*Exercise materials:*
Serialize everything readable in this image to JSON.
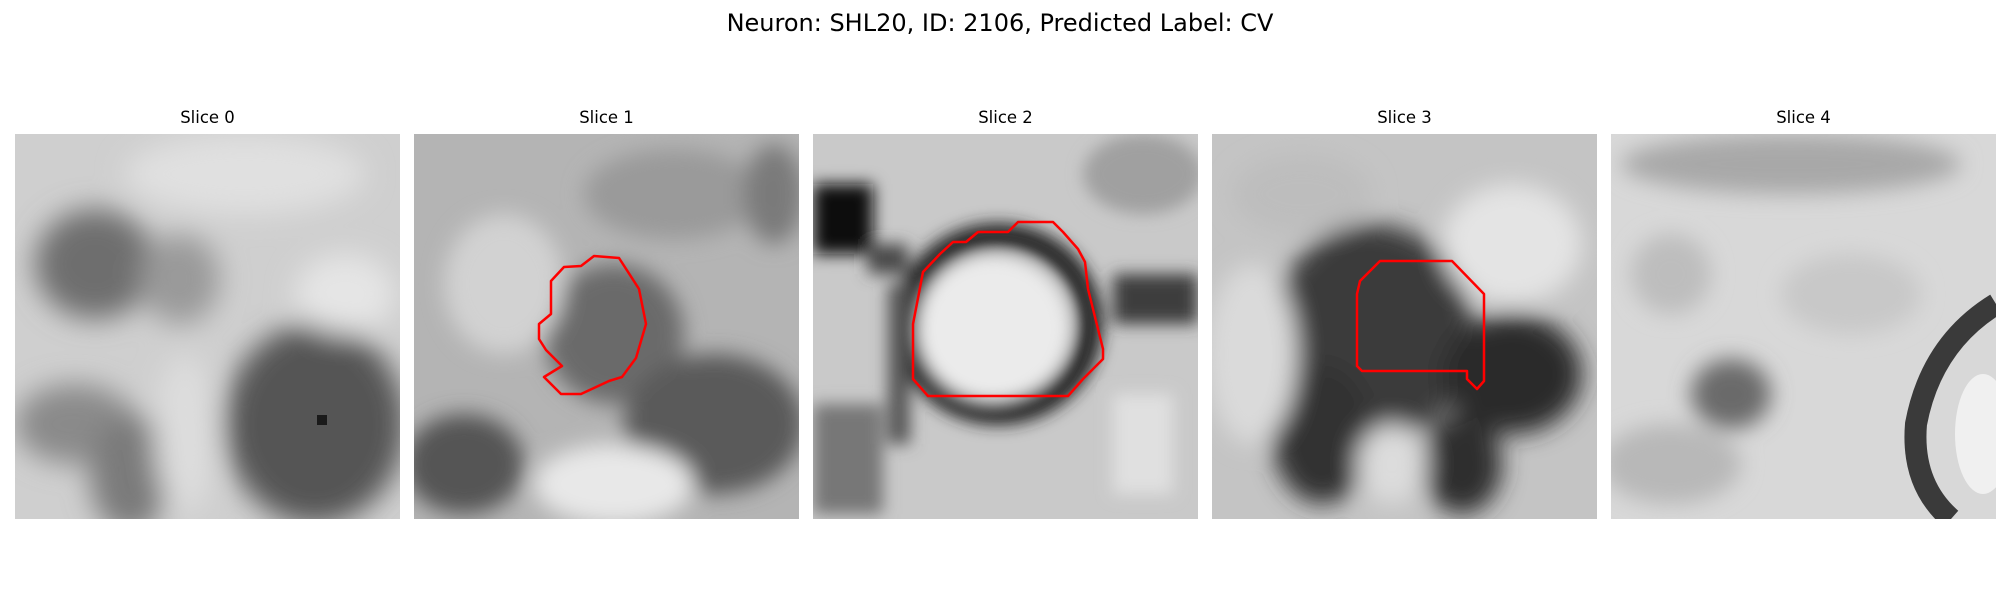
{
  "figure": {
    "title": "Neuron: SHL20, ID: 2106, Predicted Label: CV",
    "panels": [
      {
        "title": "Slice 0",
        "has_contour": false
      },
      {
        "title": "Slice 1",
        "has_contour": true
      },
      {
        "title": "Slice 2",
        "has_contour": true
      },
      {
        "title": "Slice 3",
        "has_contour": true
      },
      {
        "title": "Slice 4",
        "has_contour": false
      }
    ],
    "image_colormap": "gray",
    "contour_color": "#ff0000"
  }
}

*To do:*
Filter lines by "title" and return each hit.

*Written response:*
    "title": "Neuron: SHL20, ID: 2106, Predicted Label: CV",
        "title": "Slice 0",
        "title": "Slice 1",
        "title": "Slice 2",
        "title": "Slice 3",
        "title": "Slice 4",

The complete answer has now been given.